(Exercise requirements) In the entries, find all lines that hold the word "لسانيات" and copy them.

(Records shown)
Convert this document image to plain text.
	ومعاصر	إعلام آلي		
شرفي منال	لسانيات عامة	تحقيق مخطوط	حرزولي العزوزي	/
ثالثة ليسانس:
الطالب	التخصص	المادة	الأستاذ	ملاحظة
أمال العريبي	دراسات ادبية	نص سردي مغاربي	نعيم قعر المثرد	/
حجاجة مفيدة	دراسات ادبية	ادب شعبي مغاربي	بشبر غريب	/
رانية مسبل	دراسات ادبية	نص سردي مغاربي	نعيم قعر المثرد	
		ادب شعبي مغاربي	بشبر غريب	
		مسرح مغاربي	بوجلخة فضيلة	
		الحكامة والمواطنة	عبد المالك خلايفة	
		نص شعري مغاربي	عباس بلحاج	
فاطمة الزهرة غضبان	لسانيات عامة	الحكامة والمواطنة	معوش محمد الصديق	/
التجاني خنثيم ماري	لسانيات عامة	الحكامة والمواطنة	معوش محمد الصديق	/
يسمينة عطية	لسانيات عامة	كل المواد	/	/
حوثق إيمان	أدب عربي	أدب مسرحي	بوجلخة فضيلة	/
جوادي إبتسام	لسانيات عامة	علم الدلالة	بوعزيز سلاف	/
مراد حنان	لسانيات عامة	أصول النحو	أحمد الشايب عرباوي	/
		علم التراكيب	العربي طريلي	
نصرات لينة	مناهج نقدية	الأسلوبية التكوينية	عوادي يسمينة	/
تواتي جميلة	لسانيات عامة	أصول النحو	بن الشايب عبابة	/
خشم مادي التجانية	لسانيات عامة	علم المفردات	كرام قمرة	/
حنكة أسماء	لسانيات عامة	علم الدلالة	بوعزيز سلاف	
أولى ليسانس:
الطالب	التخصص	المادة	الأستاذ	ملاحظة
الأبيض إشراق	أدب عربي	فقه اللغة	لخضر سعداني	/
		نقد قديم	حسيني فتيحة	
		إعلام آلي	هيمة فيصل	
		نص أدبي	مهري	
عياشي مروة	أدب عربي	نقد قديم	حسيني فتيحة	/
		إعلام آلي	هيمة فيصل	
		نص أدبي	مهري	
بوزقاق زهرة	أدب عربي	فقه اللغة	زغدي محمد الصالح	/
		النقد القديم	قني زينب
---
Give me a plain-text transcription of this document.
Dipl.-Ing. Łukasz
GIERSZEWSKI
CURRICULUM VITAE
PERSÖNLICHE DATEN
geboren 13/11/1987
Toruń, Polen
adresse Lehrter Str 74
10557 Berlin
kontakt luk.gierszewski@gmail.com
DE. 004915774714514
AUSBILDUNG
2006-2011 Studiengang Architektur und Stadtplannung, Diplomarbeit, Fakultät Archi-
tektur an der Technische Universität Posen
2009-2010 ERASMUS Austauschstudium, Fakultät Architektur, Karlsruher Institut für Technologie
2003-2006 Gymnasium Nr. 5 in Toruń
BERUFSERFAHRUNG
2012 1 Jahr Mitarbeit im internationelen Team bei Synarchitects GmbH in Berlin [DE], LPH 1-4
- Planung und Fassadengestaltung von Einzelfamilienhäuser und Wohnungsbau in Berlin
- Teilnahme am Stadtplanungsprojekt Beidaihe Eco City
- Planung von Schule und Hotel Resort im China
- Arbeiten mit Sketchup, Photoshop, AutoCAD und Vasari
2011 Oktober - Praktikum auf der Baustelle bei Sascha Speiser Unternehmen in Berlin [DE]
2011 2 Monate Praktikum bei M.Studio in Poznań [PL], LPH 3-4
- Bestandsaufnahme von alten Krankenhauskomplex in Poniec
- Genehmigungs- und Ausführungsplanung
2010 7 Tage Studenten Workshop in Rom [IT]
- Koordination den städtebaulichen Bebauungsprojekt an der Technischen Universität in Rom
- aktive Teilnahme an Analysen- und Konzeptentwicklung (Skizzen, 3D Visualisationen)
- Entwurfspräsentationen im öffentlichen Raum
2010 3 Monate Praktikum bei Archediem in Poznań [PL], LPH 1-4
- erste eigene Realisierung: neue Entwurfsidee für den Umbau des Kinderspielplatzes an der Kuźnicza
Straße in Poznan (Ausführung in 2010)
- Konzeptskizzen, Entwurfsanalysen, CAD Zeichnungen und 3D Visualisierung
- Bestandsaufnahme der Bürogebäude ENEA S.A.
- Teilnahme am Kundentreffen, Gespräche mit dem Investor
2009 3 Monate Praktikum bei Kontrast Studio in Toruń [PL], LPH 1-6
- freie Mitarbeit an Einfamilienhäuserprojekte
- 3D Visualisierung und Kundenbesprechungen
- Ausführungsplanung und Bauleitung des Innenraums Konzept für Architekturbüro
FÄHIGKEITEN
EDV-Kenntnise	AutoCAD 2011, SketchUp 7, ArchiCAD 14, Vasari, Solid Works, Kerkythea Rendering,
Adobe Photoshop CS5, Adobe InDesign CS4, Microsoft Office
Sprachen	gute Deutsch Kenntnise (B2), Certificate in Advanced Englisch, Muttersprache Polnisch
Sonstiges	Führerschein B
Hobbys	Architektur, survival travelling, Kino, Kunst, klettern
==
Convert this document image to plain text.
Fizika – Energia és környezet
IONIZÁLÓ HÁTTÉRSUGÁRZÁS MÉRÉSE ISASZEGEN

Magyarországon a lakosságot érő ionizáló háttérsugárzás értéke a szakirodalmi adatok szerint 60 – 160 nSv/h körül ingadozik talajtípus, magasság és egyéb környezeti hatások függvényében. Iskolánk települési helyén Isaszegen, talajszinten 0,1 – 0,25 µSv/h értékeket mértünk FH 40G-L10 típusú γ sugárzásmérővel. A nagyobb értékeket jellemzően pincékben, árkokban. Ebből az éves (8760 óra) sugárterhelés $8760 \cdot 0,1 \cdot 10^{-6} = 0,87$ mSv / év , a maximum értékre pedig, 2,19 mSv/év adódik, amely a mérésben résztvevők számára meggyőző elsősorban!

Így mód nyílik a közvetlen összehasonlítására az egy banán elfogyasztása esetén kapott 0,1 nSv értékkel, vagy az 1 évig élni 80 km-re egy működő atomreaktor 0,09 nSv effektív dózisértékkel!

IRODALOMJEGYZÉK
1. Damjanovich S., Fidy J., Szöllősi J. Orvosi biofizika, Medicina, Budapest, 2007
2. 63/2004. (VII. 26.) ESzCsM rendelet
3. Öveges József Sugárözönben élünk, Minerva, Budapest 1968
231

(Answer to the task)
شرفي منال	لسانيات عامة	تحقيق مخطوط	حرزولي العزوزي	/
فاطمة الزهرة غضبان	لسانيات عامة	الحكامة والمواطنة	معوش محمد الصديق	/
التجاني خنثيم ماري	لسانيات عامة	الحكامة والمواطنة	معوش محمد الصديق	/
يسمينة عطية	لسانيات عامة	كل المواد	/	/
جوادي إبتسام	لسانيات عامة	علم الدلالة	بوعزيز سلاف	/
مراد حنان	لسانيات عامة	أصول النحو	أحمد الشايب عرباوي	/
تواتي جميلة	لسانيات عامة	أصول النحو	بن الشايب عبابة	/
خشم مادي التجانية	لسانيات عامة	علم المفردات	كرام قمرة	/
حنكة أسماء	لسانيات عامة	علم الدلالة	بوعزيز سلاف	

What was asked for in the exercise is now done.